Work to be completed
Track down every line below that holds "elektromagnetickou" and copy it.
** start **
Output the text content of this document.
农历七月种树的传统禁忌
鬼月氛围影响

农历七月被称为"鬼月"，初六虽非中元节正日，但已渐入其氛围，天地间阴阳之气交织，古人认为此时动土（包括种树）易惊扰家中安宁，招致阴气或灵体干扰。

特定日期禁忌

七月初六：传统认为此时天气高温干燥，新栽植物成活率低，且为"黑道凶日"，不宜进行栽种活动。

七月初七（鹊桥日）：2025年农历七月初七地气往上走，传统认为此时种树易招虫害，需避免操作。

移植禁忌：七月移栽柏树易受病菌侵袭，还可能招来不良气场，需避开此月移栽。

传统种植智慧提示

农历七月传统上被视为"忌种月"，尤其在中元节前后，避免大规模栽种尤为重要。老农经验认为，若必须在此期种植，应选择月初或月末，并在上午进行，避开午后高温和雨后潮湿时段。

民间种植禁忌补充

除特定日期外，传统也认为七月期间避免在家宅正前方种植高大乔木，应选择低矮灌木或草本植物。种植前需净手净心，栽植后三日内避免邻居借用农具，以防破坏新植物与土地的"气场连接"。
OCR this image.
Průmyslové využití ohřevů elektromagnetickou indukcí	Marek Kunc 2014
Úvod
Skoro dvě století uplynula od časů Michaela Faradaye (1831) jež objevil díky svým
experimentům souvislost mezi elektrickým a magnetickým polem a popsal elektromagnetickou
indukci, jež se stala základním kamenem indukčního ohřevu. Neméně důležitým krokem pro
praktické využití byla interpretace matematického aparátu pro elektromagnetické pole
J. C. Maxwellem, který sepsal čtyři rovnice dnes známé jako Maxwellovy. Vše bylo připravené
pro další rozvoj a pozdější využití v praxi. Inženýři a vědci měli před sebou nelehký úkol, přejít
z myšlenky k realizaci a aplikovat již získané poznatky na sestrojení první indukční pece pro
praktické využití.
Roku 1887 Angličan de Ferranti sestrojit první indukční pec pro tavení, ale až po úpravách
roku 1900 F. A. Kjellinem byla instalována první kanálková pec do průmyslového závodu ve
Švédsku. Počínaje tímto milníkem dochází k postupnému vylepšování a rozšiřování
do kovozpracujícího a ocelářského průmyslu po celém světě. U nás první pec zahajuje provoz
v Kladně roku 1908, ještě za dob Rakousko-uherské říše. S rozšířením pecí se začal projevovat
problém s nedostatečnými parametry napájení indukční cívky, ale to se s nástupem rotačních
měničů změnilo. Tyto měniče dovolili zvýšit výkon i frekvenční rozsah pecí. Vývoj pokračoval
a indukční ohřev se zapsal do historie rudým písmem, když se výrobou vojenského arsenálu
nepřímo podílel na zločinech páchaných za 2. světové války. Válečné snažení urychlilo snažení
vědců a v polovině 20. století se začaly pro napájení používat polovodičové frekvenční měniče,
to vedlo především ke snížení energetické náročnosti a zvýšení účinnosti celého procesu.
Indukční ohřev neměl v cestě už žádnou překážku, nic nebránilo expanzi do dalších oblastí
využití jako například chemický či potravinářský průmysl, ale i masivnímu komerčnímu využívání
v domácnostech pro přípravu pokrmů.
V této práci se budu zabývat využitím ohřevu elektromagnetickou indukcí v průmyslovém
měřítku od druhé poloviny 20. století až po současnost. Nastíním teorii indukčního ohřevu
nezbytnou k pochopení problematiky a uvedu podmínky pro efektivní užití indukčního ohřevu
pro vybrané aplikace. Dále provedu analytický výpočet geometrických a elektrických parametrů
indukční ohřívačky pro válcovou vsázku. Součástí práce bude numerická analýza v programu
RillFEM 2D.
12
** end **
Task output
Průmyslové využití ohřevů elektromagnetickou indukcí	Marek Kunc 2014
experimentům souvislost mezi elektrickým a magnetickým polem a popsal elektromagnetickou
V této práci se budu zabývat využitím ohřevu elektromagnetickou indukcí v průmyslovém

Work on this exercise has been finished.